[Stored records]

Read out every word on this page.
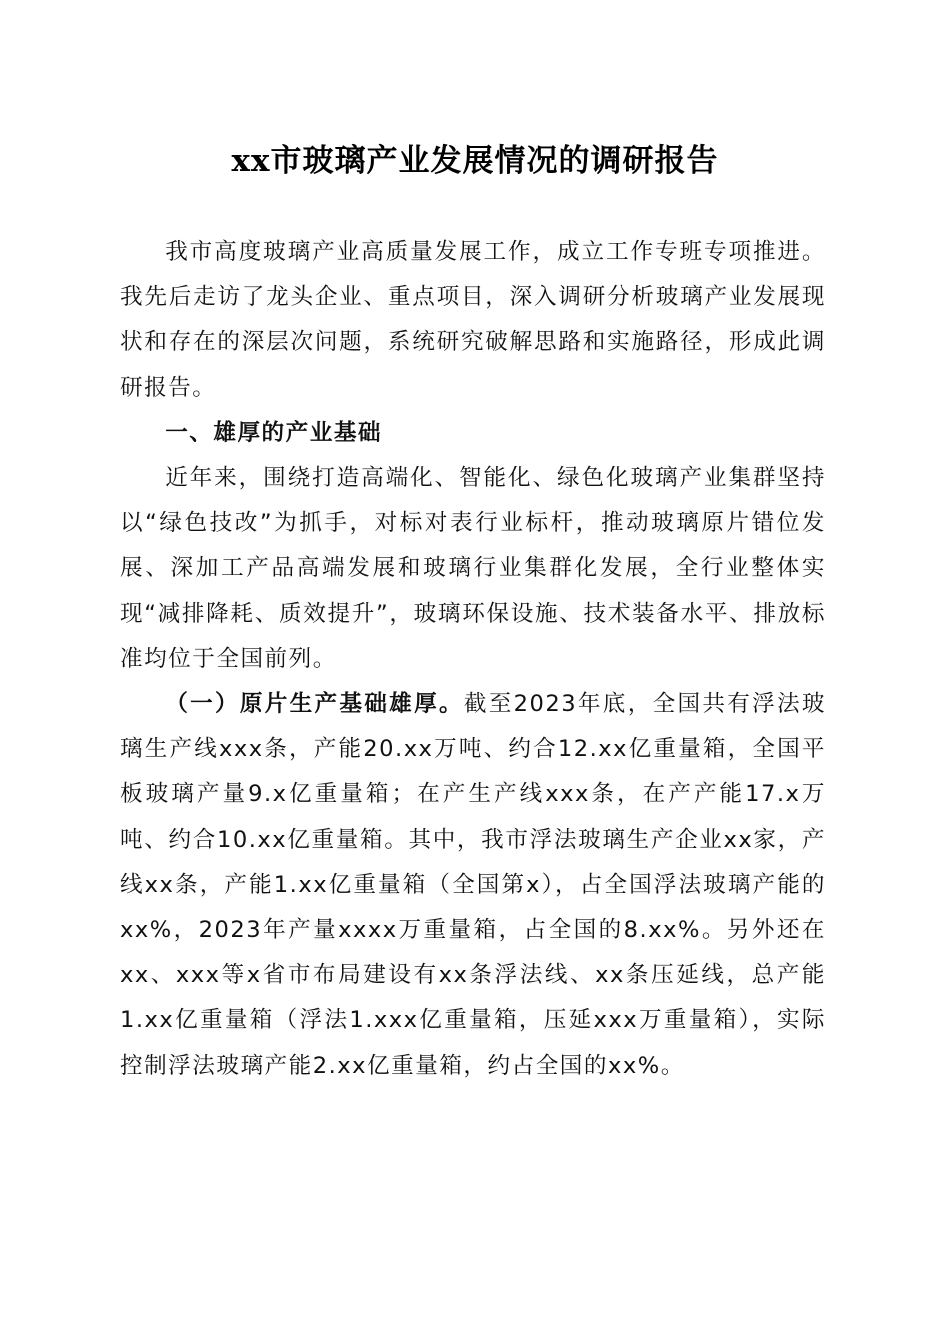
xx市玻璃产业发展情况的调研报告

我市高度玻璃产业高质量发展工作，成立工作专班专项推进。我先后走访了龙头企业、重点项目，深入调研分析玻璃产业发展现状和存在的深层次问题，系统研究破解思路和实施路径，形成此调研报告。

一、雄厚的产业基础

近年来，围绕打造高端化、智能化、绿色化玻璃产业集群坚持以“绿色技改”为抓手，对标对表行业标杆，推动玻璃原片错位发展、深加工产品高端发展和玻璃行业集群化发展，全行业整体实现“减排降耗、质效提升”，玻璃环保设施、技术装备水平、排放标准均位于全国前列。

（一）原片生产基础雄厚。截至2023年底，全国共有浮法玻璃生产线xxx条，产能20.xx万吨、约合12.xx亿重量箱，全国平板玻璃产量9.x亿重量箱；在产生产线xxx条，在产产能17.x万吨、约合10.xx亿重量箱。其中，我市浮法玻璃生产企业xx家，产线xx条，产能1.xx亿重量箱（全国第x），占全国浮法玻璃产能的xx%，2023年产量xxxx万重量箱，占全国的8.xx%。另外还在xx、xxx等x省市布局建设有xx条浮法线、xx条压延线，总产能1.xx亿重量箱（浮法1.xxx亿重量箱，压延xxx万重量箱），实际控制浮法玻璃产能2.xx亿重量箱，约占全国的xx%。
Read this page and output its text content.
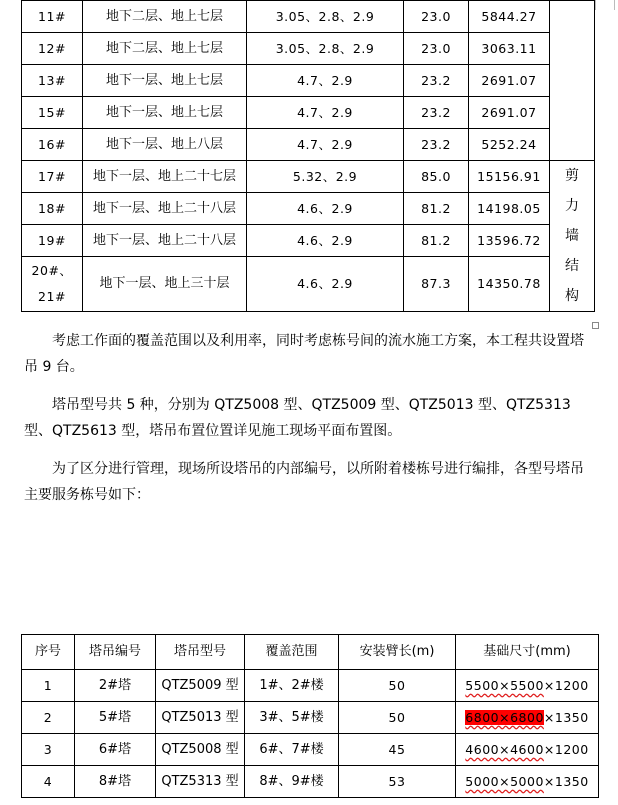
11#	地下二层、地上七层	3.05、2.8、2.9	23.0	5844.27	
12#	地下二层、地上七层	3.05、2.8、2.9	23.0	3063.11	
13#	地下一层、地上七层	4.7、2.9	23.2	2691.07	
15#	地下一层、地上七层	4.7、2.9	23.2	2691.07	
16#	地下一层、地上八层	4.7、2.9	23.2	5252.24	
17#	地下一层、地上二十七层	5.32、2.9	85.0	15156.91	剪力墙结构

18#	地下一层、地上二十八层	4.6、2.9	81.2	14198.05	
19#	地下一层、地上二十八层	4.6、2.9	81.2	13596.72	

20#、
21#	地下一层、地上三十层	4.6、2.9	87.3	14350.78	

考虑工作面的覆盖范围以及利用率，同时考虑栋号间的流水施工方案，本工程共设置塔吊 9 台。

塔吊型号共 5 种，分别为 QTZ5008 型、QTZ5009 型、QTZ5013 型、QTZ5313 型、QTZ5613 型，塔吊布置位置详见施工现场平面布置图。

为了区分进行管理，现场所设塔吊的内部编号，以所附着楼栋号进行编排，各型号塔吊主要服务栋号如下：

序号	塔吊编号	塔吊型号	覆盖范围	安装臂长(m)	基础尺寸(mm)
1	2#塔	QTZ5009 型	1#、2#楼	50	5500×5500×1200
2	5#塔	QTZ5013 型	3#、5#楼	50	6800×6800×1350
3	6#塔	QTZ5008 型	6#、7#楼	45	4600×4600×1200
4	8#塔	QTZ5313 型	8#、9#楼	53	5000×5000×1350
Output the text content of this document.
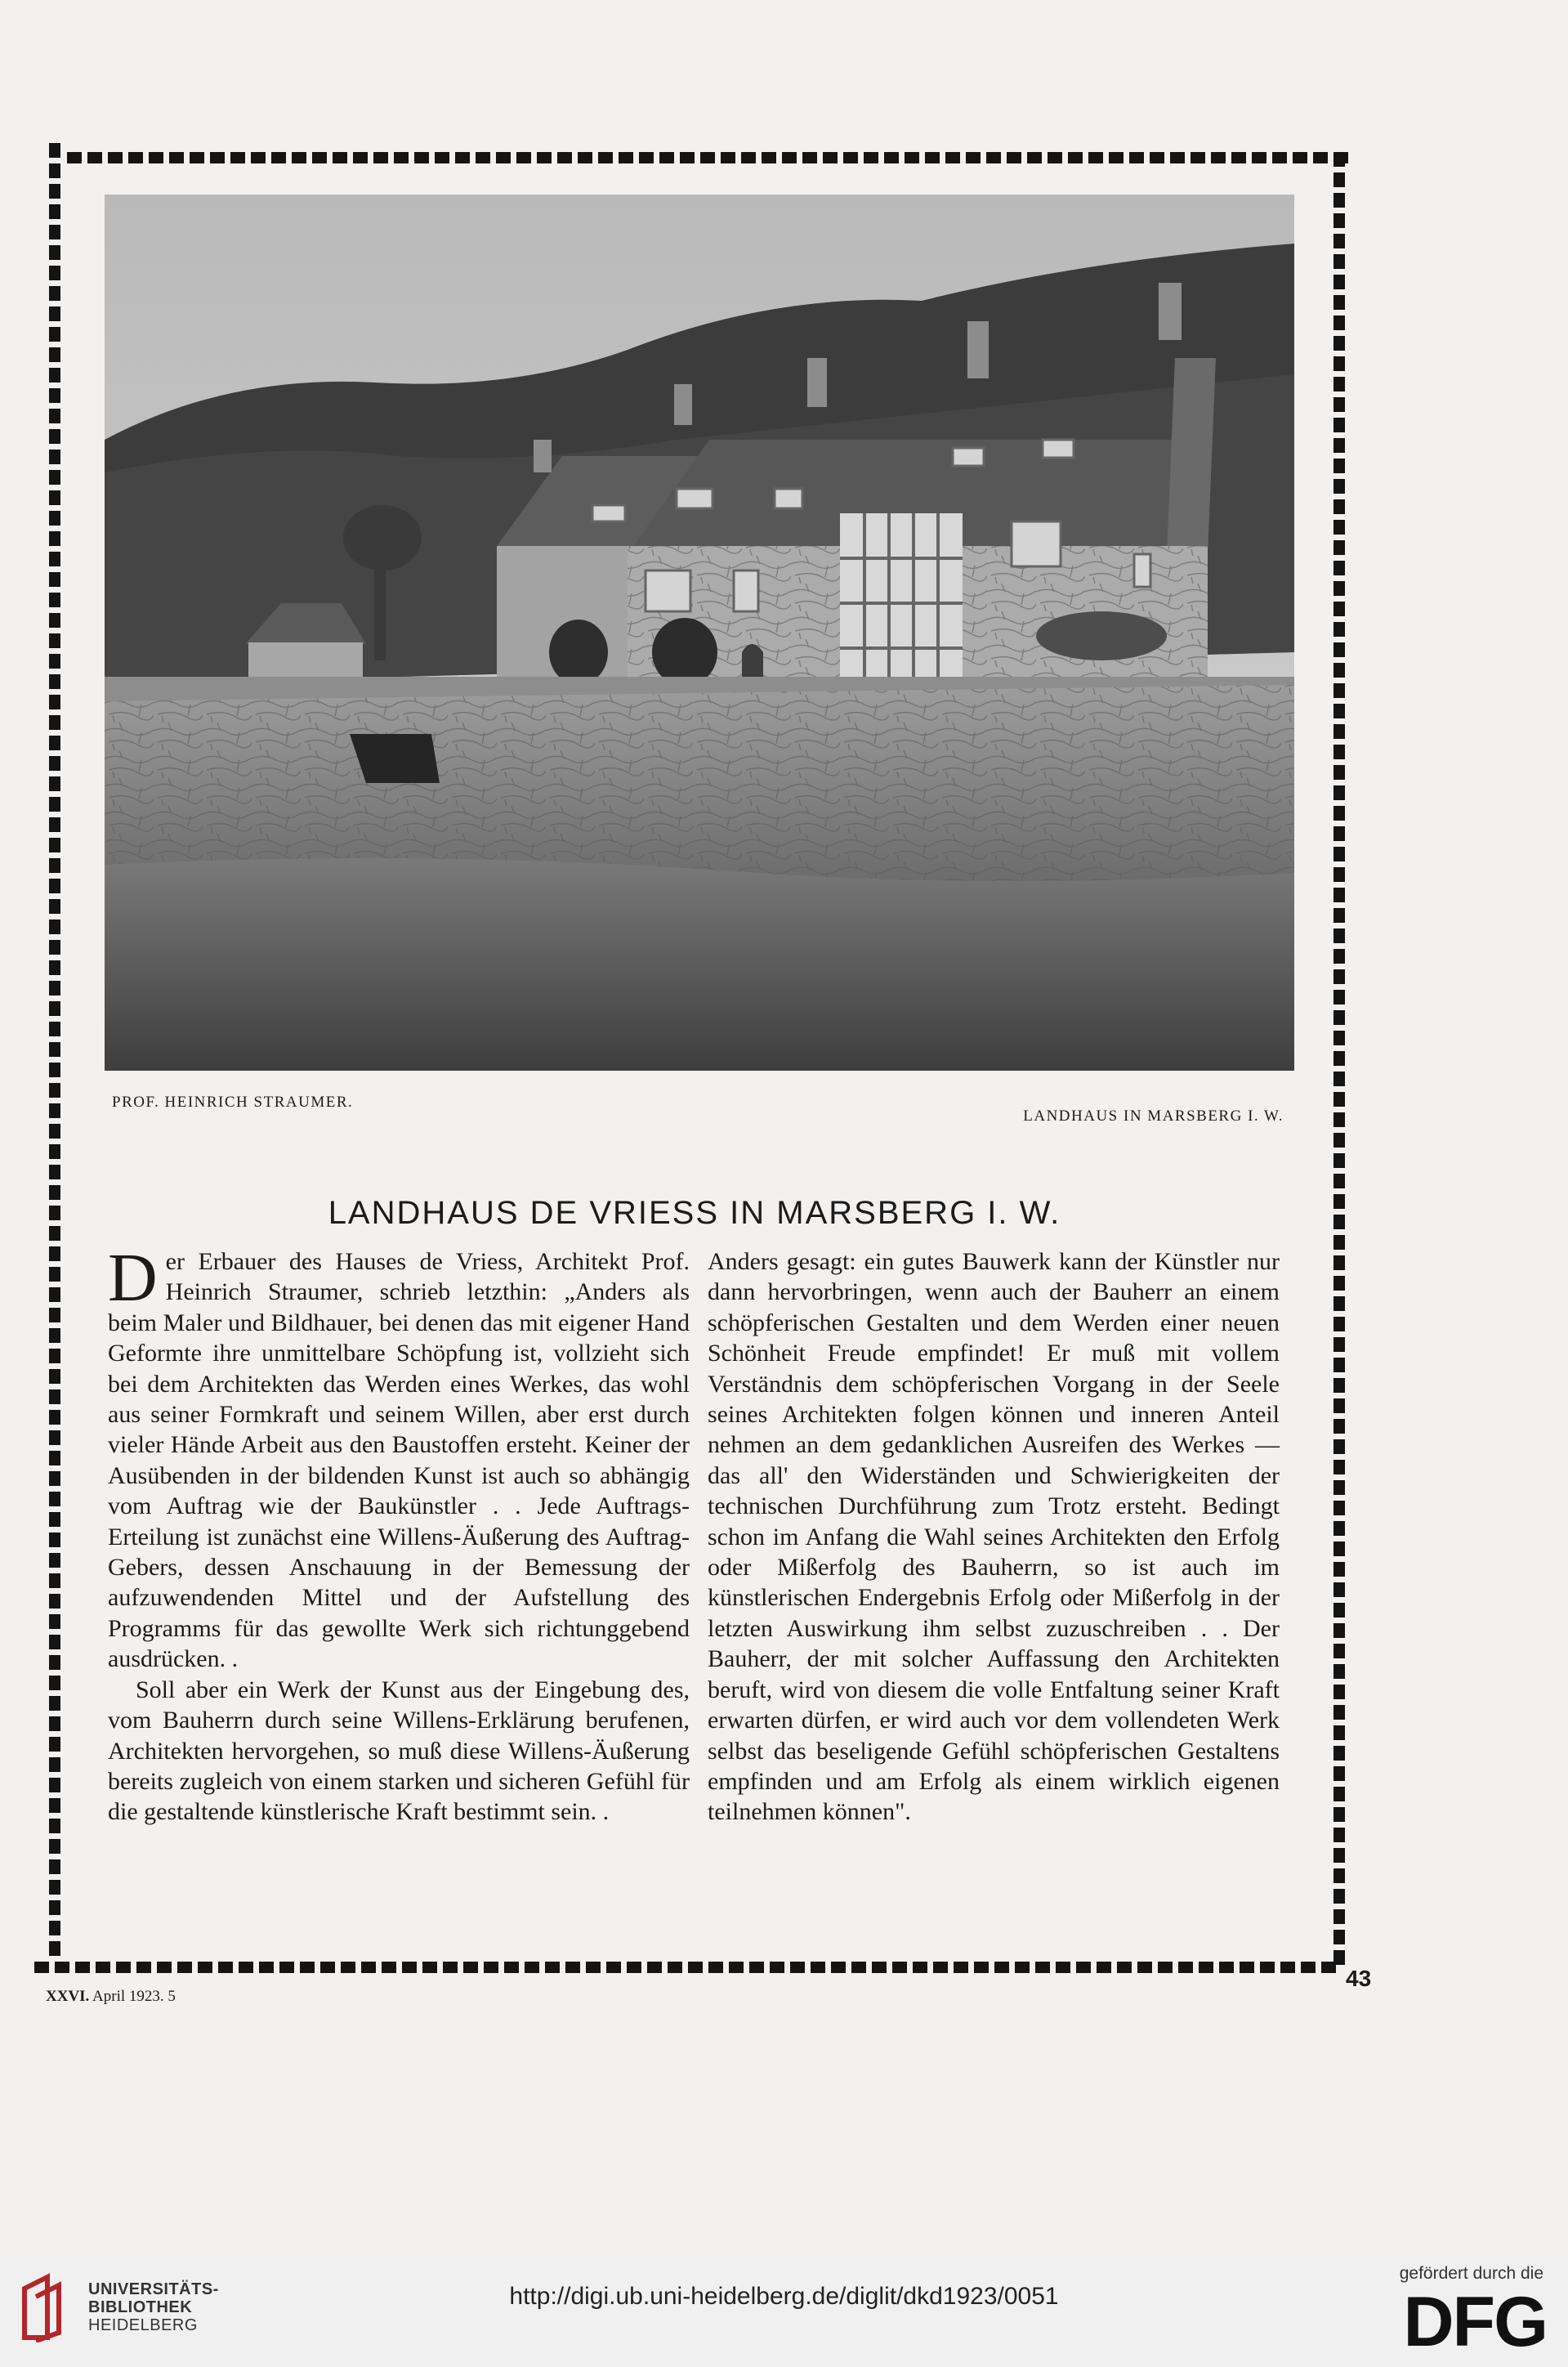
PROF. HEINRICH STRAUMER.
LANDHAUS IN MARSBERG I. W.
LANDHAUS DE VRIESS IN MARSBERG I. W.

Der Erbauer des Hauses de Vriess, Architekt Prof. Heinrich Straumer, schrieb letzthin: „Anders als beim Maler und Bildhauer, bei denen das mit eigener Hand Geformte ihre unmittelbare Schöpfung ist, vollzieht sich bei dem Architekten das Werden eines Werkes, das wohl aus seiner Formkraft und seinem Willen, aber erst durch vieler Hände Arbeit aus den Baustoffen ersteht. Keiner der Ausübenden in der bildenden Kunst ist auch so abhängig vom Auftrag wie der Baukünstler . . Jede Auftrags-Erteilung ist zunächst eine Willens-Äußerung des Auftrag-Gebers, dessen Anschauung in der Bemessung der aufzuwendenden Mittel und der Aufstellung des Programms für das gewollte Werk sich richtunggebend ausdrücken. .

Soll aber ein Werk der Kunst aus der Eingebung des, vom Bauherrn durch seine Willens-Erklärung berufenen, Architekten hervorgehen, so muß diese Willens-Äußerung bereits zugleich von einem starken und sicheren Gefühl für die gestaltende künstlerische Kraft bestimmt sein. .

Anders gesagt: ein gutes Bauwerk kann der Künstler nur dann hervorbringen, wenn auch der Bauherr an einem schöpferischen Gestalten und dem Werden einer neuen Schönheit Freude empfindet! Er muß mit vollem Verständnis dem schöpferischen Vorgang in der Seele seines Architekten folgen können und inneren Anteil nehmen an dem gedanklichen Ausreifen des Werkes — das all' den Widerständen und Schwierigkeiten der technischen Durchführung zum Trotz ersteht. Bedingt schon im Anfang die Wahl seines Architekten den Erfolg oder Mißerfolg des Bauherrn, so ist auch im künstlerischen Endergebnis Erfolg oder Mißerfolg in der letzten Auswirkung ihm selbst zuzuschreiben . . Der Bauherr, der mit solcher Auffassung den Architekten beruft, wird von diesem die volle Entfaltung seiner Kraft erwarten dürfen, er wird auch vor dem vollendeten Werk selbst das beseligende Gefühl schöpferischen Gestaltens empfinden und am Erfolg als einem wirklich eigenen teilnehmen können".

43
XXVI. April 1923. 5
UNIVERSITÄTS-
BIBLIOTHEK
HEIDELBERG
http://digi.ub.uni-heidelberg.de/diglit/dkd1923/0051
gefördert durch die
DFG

▶ STATED PROBLEM:
What comes back should match the records exactly, minus any pictures.

▶ THE REPLY:
Read out every word on this page.
xx市玻璃产业发展情况的调研报告

我市高度玻璃产业高质量发展工作，成立工作专班专项推进。我先后走访了龙头企业、重点项目，深入调研分析玻璃产业发展现状和存在的深层次问题，系统研究破解思路和实施路径，形成此调研报告。

一、雄厚的产业基础

近年来，围绕打造高端化、智能化、绿色化玻璃产业集群坚持以“绿色技改”为抓手，对标对表行业标杆，推动玻璃原片错位发展、深加工产品高端发展和玻璃行业集群化发展，全行业整体实现“减排降耗、质效提升”，玻璃环保设施、技术装备水平、排放标准均位于全国前列。

（一）原片生产基础雄厚。截至2023年底，全国共有浮法玻璃生产线xxx条，产能20.xx万吨、约合12.xx亿重量箱，全国平板玻璃产量9.x亿重量箱；在产生产线xxx条，在产产能17.x万吨、约合10.xx亿重量箱。其中，我市浮法玻璃生产企业xx家，产线xx条，产能1.xx亿重量箱（全国第x），占全国浮法玻璃产能的xx%，2023年产量xxxx万重量箱，占全国的8.xx%。另外还在xx、xxx等x省市布局建设有xx条浮法线、xx条压延线，总产能1.xx亿重量箱（浮法1.xxx亿重量箱，压延xxx万重量箱），实际控制浮法玻璃产能2.xx亿重量箱，约占全国的xx%。
Read this page and output its text content.
11#	地下二层、地上七层	3.05、2.8、2.9	23.0	5844.27	
12#	地下二层、地上七层	3.05、2.8、2.9	23.0	3063.11	
13#	地下一层、地上七层	4.7、2.9	23.2	2691.07	
15#	地下一层、地上七层	4.7、2.9	23.2	2691.07	
16#	地下一层、地上八层	4.7、2.9	23.2	5252.24	
17#	地下一层、地上二十七层	5.32、2.9	85.0	15156.91	剪力墙结构

18#	地下一层、地上二十八层	4.6、2.9	81.2	14198.05	
19#	地下一层、地上二十八层	4.6、2.9	81.2	13596.72	

20#、
21#	地下一层、地上三十层	4.6、2.9	87.3	14350.78	

考虑工作面的覆盖范围以及利用率，同时考虑栋号间的流水施工方案，本工程共设置塔吊 9 台。

塔吊型号共 5 种，分别为 QTZ5008 型、QTZ5009 型、QTZ5013 型、QTZ5313 型、QTZ5613 型，塔吊布置位置详见施工现场平面布置图。

为了区分进行管理，现场所设塔吊的内部编号，以所附着楼栋号进行编排，各型号塔吊主要服务栋号如下：

序号	塔吊编号	塔吊型号	覆盖范围	安装臂长(m)	基础尺寸(mm)
1	2#塔	QTZ5009 型	1#、2#楼	50	5500×5500×1200
2	5#塔	QTZ5013 型	3#、5#楼	50	6800×6800×1350
3	6#塔	QTZ5008 型	6#、7#楼	45	4600×4600×1200
4	8#塔	QTZ5313 型	8#、9#楼	53	5000×5000×1350
Output the text content of this document.
PROF. HEINRICH STRAUMER.
LANDHAUS IN MARSBERG I. W.
LANDHAUS DE VRIESS IN MARSBERG I. W.

Der Erbauer des Hauses de Vriess, Architekt Prof. Heinrich Straumer, schrieb letzthin: „Anders als beim Maler und Bildhauer, bei denen das mit eigener Hand Geformte ihre unmittelbare Schöpfung ist, vollzieht sich bei dem Architekten das Werden eines Werkes, das wohl aus seiner Formkraft und seinem Willen, aber erst durch vieler Hände Arbeit aus den Baustoffen ersteht. Keiner der Ausübenden in der bildenden Kunst ist auch so abhängig vom Auftrag wie der Baukünstler . . Jede Auftrags-Erteilung ist zunächst eine Willens-Äußerung des Auftrag-Gebers, dessen Anschauung in der Bemessung der aufzuwendenden Mittel und der Aufstellung des Programms für das gewollte Werk sich richtunggebend ausdrücken. .

Soll aber ein Werk der Kunst aus der Eingebung des, vom Bauherrn durch seine Willens-Erklärung berufenen, Architekten hervorgehen, so muß diese Willens-Äußerung bereits zugleich von einem starken und sicheren Gefühl für die gestaltende künstlerische Kraft bestimmt sein. .

Anders gesagt: ein gutes Bauwerk kann der Künstler nur dann hervorbringen, wenn auch der Bauherr an einem schöpferischen Gestalten und dem Werden einer neuen Schönheit Freude empfindet! Er muß mit vollem Verständnis dem schöpferischen Vorgang in der Seele seines Architekten folgen können und inneren Anteil nehmen an dem gedanklichen Ausreifen des Werkes — das all' den Widerständen und Schwierigkeiten der technischen Durchführung zum Trotz ersteht. Bedingt schon im Anfang die Wahl seines Architekten den Erfolg oder Mißerfolg des Bauherrn, so ist auch im künstlerischen Endergebnis Erfolg oder Mißerfolg in der letzten Auswirkung ihm selbst zuzuschreiben . . Der Bauherr, der mit solcher Auffassung den Architekten beruft, wird von diesem die volle Entfaltung seiner Kraft erwarten dürfen, er wird auch vor dem vollendeten Werk selbst das beseligende Gefühl schöpferischen Gestaltens empfinden und am Erfolg als einem wirklich eigenen teilnehmen können".

43
XXVI. April 1923. 5
UNIVERSITÄTS-
BIBLIOTHEK
HEIDELBERG
http://digi.ub.uni-heidelberg.de/diglit/dkd1923/0051
gefördert durch die
DFG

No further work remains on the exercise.